[Start Data for this exercise]
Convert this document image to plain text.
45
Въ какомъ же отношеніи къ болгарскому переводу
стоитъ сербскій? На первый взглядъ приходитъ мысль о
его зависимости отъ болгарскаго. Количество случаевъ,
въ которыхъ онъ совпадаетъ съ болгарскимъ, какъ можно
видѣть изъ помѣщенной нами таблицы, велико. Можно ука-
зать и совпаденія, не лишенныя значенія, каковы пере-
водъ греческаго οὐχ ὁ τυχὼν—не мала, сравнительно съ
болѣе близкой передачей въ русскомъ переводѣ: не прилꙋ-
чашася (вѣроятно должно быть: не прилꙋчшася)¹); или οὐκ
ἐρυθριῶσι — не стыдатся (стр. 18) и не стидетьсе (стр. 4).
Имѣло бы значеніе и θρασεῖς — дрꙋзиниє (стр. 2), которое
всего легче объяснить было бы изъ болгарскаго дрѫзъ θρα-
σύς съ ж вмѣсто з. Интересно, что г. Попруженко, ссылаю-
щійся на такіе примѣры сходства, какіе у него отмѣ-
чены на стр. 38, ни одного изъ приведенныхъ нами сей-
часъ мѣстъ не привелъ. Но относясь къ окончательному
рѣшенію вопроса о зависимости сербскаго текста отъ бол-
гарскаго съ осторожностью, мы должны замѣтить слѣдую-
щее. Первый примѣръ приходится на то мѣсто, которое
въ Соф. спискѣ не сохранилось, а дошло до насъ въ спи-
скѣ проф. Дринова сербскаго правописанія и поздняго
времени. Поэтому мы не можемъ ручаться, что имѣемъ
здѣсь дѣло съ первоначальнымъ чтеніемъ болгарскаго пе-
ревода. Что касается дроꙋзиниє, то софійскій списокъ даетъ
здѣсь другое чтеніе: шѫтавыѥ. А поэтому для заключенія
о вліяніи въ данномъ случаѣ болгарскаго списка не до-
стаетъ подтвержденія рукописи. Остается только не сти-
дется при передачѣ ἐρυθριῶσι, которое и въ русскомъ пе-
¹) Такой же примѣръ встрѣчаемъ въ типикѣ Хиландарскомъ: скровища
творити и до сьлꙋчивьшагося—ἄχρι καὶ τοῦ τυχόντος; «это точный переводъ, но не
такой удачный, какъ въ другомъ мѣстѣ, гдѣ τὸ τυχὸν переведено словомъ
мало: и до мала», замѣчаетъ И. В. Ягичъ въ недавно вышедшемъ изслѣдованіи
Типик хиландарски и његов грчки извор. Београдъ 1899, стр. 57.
[End Data for this exercise]
-- What to do --
The entries above must be returned in full, exactly as shown.

-- Answer to this exercise --
Convert this document image to plain text.
45
Въ какомъ же отношеніи къ болгарскому переводу
стоитъ сербскій? На первый взглядъ приходитъ мысль о
его зависимости отъ болгарскаго. Количество случаевъ,
въ которыхъ онъ совпадаетъ съ болгарскимъ, какъ можно
видѣть изъ помѣщенной нами таблицы, велико. Можно ука-
зать и совпаденія, не лишенныя значенія, каковы пере-
водъ греческаго οὐχ ὁ τυχὼν—не мала, сравнительно съ
болѣе близкой передачей въ русскомъ переводѣ: не прилꙋ-
чашася (вѣроятно должно быть: не прилꙋчшася)¹); или οὐκ
ἐρυθριῶσι — не стыдатся (стр. 18) и не стидетьсе (стр. 4).
Имѣло бы значеніе и θρασεῖς — дрꙋзиниє (стр. 2), которое
всего легче объяснить было бы изъ болгарскаго дрѫзъ θρα-
σύς съ ж вмѣсто з. Интересно, что г. Попруженко, ссылаю-
щійся на такіе примѣры сходства, какіе у него отмѣ-
чены на стр. 38, ни одного изъ приведенныхъ нами сей-
часъ мѣстъ не привелъ. Но относясь къ окончательному
рѣшенію вопроса о зависимости сербскаго текста отъ бол-
гарскаго съ осторожностью, мы должны замѣтить слѣдую-
щее. Первый примѣръ приходится на то мѣсто, которое
въ Соф. спискѣ не сохранилось, а дошло до насъ въ спи-
скѣ проф. Дринова сербскаго правописанія и поздняго
времени. Поэтому мы не можемъ ручаться, что имѣемъ
здѣсь дѣло съ первоначальнымъ чтеніемъ болгарскаго пе-
ревода. Что касается дроꙋзиниє, то софійскій списокъ даетъ
здѣсь другое чтеніе: шѫтавыѥ. А поэтому для заключенія
о вліяніи въ данномъ случаѣ болгарскаго списка не до-
стаетъ подтвержденія рукописи. Остается только не сти-
дется при передачѣ ἐρυθριῶσι, которое и въ русскомъ пе-
¹) Такой же примѣръ встрѣчаемъ въ типикѣ Хиландарскомъ: скровища
творити и до сьлꙋчивьшагося—ἄχρι καὶ τοῦ τυχόντος; «это точный переводъ, но не
такой удачный, какъ въ другомъ мѣстѣ, гдѣ τὸ τυχὸν переведено словомъ
мало: и до мала», замѣчаетъ И. В. Ягичъ въ недавно вышедшемъ изслѣдованіи
Типик хиландарски и његов грчки извор. Београдъ 1899, стр. 57.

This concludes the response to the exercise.